Article —
Best way to replace multiple characters in a string?

Question

I need to replace some characters as follows: & ➔ \&, # ➔ \#, ...

I coded as follows, but I guess there should be some better way. Any hints?

strs = strs.replace('&', '\&')
strs = strs.replace('#', '\#')
...

Answer 1

Multiple replace with .translate() function

# Original string
original_string = "12#4526&18##0"

translation_dict = {'&': r'\&',
                    '#': r'\#'}

# Create a translation table using the dictionary
translation_table = str.maketrans(translation_dict)

# Translate the string
modified_string = original_string.translate(translation_table)

print(modified_string)  # Output: 12\#4526\&18\#\#0

Answer 2

Example is given below for the or condition, it will delete all ' and , from the given string. pass as many characters as you want separated by |

import re
test = re.sub("('|,)","",str(jsonAtrList))

Before:

After:

Answer 3

For Python 3.8 and above, one can use assignment expressions

[text := text.replace(s, f"\\{s}") for s in "&#" if s in text];

Although, I am quite unsure if this would be considered "appropriate use" of assignment expressions as described in PEP 572, but looks clean and reads quite well (to my eyes). The semicolon at the end suppresses output if you run this in a REPL.

This would be "appropriate" if you wanted all intermediate strings as well. For example, (removing all lowercase vowels):

text = "Lorem ipsum dolor sit amet"
intermediates = [text := text.replace(i, "") for i in "aeiou" if i in text]

['Lorem ipsum dolor sit met',
 'Lorm ipsum dolor sit mt',
 'Lorm psum dolor st mt',
 'Lrm psum dlr st mt',
 'Lrm psm dlr st mt']

On the plus side, it does seem (unexpectedly?) faster than some of the faster methods in the accepted answer, and seems to perform nicely with both increasing strings length and an increasing number of substitutions.

The code for the above comparison is below. I am using random strings to make my life a bit simpler, and the characters to replace are chosen randomly from the string itself. (Note: I am using ipython's %timeit magic here, so run this in ipython/jupyter).

import random, string

def make_txt(length):
    "makes a random string of a given length"
    return "".join(random.choices(string.printable, k=length))

def get_substring(s, num):
    "gets a substring"
    return "".join(random.choices(s, k=num))

def a(text, replace): # one of the better performing approaches from the accepted answer
    for i in replace:
        if i in text:
             text = text.replace(i, "")

def b(text, replace):
    _ = (text := text.replace(i, "") for i in replace if i in text) 


def compare(strlen, replace_length):
    "use ipython / jupyter for the %timeit functionality"

    times_a, times_b = [], []

    for i in range(*strlen):
        el = make_txt(i)
        et = get_substring(el, replace_length)

        res_a = %timeit -n 1000 -o a(el, et) # ipython magic

        el = make_txt(i)

Material supplied —
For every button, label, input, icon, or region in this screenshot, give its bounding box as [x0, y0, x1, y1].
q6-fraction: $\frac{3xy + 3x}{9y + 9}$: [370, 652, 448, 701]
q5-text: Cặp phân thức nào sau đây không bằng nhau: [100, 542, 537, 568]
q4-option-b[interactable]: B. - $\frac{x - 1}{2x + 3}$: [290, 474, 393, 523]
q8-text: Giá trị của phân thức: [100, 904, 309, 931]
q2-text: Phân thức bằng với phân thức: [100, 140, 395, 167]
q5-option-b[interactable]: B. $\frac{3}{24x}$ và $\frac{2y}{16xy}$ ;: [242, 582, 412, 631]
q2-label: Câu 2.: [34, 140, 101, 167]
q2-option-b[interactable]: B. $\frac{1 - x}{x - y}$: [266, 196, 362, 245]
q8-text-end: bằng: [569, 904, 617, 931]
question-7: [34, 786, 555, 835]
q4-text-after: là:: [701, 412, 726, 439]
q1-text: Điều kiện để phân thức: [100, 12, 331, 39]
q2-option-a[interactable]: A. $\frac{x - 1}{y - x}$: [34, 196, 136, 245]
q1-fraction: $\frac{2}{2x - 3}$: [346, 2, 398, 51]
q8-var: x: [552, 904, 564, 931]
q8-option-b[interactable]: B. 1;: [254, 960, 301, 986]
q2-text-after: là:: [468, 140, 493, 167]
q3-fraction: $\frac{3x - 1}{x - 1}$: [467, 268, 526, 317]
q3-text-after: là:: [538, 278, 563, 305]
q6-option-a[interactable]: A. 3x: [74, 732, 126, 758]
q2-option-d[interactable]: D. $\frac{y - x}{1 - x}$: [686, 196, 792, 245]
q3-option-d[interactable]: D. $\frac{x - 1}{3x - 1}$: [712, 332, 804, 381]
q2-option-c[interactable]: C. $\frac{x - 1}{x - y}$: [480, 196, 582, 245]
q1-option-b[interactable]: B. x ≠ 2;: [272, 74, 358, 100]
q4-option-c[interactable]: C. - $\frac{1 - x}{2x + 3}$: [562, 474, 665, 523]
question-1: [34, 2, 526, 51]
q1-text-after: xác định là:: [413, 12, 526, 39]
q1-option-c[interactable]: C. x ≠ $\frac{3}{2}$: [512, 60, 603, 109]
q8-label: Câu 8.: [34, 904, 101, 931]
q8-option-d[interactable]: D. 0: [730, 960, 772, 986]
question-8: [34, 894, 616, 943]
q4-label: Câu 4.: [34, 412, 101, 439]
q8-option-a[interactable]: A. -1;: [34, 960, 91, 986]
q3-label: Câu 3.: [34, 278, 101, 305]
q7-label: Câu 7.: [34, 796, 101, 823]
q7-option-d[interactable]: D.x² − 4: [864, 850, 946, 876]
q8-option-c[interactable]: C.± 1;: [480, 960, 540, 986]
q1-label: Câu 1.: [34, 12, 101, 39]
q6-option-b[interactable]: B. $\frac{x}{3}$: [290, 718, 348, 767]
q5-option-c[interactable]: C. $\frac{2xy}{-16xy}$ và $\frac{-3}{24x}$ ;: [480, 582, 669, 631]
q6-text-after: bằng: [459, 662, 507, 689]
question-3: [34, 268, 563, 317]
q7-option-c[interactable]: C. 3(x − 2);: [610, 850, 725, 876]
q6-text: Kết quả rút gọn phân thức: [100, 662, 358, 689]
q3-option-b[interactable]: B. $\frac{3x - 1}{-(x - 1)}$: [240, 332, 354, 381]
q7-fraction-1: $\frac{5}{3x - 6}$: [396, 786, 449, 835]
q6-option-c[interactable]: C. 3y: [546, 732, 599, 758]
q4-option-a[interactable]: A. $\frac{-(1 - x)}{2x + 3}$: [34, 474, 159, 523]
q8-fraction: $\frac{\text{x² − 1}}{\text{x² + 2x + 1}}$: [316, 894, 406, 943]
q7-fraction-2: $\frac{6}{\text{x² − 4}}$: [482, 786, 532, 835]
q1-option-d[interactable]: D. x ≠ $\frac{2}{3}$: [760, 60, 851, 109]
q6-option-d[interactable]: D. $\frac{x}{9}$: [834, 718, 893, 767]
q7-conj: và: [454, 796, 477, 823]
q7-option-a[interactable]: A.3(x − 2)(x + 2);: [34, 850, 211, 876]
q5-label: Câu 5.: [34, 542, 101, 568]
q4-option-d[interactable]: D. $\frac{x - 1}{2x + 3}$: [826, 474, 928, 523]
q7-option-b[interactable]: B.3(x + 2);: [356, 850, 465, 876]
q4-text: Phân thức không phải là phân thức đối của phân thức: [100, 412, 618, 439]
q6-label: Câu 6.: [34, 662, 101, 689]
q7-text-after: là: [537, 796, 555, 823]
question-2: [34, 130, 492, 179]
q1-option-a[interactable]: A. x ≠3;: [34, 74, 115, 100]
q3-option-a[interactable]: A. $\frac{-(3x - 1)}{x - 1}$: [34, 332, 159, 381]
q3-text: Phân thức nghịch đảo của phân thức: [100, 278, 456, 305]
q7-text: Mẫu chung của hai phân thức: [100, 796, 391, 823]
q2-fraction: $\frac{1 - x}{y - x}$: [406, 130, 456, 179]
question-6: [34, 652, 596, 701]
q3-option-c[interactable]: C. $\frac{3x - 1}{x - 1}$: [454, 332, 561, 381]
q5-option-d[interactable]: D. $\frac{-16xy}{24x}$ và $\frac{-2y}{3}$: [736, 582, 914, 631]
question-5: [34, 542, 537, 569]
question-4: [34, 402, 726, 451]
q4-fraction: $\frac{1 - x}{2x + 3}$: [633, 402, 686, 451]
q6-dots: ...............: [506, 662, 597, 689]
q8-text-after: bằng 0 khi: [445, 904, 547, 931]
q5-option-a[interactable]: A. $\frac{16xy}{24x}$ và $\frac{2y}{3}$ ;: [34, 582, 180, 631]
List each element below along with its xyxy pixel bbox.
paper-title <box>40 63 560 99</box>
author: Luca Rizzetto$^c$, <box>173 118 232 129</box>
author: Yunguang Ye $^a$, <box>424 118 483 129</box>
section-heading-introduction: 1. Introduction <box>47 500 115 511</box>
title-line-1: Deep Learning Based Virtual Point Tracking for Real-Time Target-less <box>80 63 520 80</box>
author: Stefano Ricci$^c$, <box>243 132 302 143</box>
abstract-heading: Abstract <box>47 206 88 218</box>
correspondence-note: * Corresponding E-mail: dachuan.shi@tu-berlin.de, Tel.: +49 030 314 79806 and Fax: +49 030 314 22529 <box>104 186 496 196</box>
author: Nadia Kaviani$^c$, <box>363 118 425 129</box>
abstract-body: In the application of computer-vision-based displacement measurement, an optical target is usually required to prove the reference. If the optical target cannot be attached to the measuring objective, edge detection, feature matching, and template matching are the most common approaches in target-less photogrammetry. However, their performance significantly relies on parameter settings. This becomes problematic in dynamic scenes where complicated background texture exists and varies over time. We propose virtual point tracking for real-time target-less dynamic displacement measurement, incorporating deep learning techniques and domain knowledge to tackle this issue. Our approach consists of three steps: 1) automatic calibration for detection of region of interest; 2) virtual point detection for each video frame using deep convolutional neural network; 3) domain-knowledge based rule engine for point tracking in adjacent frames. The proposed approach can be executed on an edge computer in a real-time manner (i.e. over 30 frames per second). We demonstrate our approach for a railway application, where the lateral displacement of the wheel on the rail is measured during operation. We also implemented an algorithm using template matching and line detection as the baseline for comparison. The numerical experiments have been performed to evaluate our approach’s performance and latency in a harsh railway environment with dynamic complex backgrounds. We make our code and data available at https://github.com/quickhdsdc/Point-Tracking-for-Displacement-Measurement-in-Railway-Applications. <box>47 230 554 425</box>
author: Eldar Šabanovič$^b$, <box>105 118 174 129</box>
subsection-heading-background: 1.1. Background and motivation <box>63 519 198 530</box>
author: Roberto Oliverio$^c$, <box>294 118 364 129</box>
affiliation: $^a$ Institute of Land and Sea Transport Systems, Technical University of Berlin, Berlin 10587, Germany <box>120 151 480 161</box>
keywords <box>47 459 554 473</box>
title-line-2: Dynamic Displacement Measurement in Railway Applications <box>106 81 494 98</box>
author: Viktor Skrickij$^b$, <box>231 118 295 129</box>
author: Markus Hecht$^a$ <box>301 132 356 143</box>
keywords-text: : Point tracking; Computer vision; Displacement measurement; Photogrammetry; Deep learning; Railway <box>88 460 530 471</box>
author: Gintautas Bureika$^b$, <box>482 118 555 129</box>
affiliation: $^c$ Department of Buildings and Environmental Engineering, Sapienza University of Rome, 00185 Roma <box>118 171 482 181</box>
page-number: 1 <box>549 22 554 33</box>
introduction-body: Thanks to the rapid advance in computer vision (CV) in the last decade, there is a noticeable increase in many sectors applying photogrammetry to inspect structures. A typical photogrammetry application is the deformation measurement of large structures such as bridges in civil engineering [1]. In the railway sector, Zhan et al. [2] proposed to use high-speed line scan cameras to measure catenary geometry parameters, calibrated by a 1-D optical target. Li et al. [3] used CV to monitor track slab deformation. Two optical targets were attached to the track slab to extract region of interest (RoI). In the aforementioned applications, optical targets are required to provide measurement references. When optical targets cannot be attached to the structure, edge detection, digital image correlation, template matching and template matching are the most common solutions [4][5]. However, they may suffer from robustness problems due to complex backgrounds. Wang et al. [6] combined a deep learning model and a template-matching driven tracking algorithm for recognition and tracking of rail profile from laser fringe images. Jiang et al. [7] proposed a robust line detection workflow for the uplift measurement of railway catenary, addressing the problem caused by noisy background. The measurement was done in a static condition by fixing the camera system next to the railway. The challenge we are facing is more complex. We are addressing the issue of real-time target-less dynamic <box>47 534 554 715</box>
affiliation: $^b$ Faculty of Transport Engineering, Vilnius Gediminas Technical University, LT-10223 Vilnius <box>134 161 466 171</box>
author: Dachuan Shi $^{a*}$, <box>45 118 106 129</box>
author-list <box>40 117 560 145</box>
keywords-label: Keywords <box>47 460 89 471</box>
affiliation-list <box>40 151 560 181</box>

Tasks to complete —
a - In the thread on replacing multiple characters in a string, what does the semicolon at the end of the assignment-expression line do when the code is run in a REPL?
b - Decide whether each statement agrees with the thread on replacing multiple characters in a string, answering yes or no and quoting the deciding words: (i) Answer 1 builds its translation table with str.maketrans. (ii) The assignment-expression approach needs Python 3.8 or above. (iii) The timing code is meant to be run as a plain Python script.
c - Carry on the thread on replacing multiple characters in a string from the point at which it stops.

Task answers —
a - It suppresses output.

b -
(i) Yes: "translation_table = str.maketrans(translation_dict)"
(ii) Yes: "For Python 3.8 and above, one can use assignment expressions"
(iii) No: "so run this in ipython/jupyter"

c -
        et = get_substring(el, replace_length)
        
        res_b = %timeit -n 1000 -o b(el, et) # ipython magic

        times_a.append(res_a.average * 1e6)
        times_b.append(res_b.average * 1e6)
        
    return times_a, times_b

#----run
t2 = compare((2*2, 1000, 50), 2)
t10 = compare((2*10, 1000, 50), 10)

Answer 4

This will help someone looking for a simple solution.

def replacemany(our_str, to_be_replaced:tuple, replace_with:str):
    for nextchar in to_be_replaced:
        our_str = our_str.replace(nextchar, replace_with)
    return our_str

os = 'the rain in spain falls mainly on the plain ttttttttt sssssssssss nnnnnnnnnn'
tbr = ('a','t','s','n')
rw = ''

print(replacemany(os,tbr,rw))

Output:

he ri i pi fll mily o he pli

Answer 5

advanced way using regex

import re
text = "hello ,world!"
replaces = {"hello": "hi", "world":" 2020", "!":"."}
regex = re.sub("|".join(replaces.keys()), lambda match: replaces[match.string[match.start():match.end()]], text)
print(regex)

Answer 6

How about this?

def replace_all(dict, str):
    for key in dict:
        str = str.replace(key, dict[key])
    return str

then

print(replace_all({"&":"\&", "#":"\#"}, "&#"))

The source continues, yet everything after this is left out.